▶ **DESCRIPTION OF THE TASK**
Everything in the data should be repeated exactly, save for the images.

▶ **SOURCE RECORDS**
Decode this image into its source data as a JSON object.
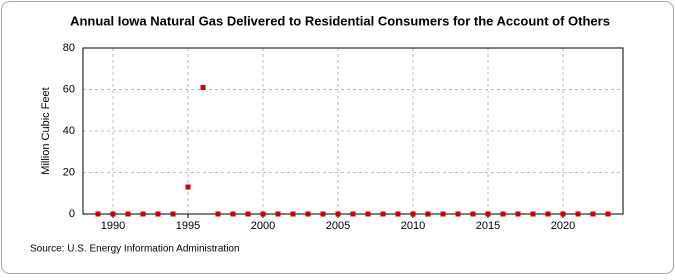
{
  "chart_data": {
    "type": "scatter",
    "title": "Annual Iowa Natural Gas Delivered to Residential Consumers for the Account of Others",
    "y_label": "Million Cubic Feet",
    "source": "Source: U.S. Energy Information Administration",
    "x": [
      1989,
      1990,
      1991,
      1992,
      1993,
      1994,
      1995,
      1996,
      1997,
      1998,
      1999,
      2000,
      2001,
      2002,
      2003,
      2004,
      2005,
      2006,
      2007,
      2008,
      2009,
      2010,
      2011,
      2012,
      2013,
      2014,
      2015,
      2016,
      2017,
      2018,
      2019,
      2020,
      2021,
      2022,
      2023
    ],
    "values": [
      0,
      0,
      0,
      0,
      0,
      0,
      13,
      61,
      0,
      0,
      0,
      0,
      0,
      0,
      0,
      0,
      0,
      0,
      0,
      0,
      0,
      0,
      0,
      0,
      0,
      0,
      0,
      0,
      0,
      0,
      0,
      0,
      0,
      0,
      0
    ],
    "color": "#cc0000",
    "xlim": [
      1988,
      2024
    ],
    "xticks": [
      1990,
      1995,
      2000,
      2005,
      2010,
      2015,
      2020
    ],
    "ylim": [
      0,
      80
    ],
    "yticks": [
      0,
      20,
      40,
      60,
      80
    ],
    "grid": true
  }
}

▶ **THE SOLUTION**
Decode this image into its source data as a JSON object.
{
  "chart_data": {
    "type": "scatter",
    "title": "Annual Iowa Natural Gas Delivered to Residential Consumers for the Account of Others",
    "y_label": "Million Cubic Feet",
    "source": "Source: U.S. Energy Information Administration",
    "x": [
      1989,
      1990,
      1991,
      1992,
      1993,
      1994,
      1995,
      1996,
      1997,
      1998,
      1999,
      2000,
      2001,
      2002,
      2003,
      2004,
      2005,
      2006,
      2007,
      2008,
      2009,
      2010,
      2011,
      2012,
      2013,
      2014,
      2015,
      2016,
      2017,
      2018,
      2019,
      2020,
      2021,
      2022,
      2023
    ],
    "values": [
      0,
      0,
      0,
      0,
      0,
      0,
      13,
      61,
      0,
      0,
      0,
      0,
      0,
      0,
      0,
      0,
      0,
      0,
      0,
      0,
      0,
      0,
      0,
      0,
      0,
      0,
      0,
      0,
      0,
      0,
      0,
      0,
      0,
      0,
      0
    ],
    "color": "#cc0000",
    "xlim": [
      1988,
      2024
    ],
    "xticks": [
      1990,
      1995,
      2000,
      2005,
      2010,
      2015,
      2020
    ],
    "ylim": [
      0,
      80
    ],
    "yticks": [
      0,
      20,
      40,
      60,
      80
    ],
    "grid": true
  }
}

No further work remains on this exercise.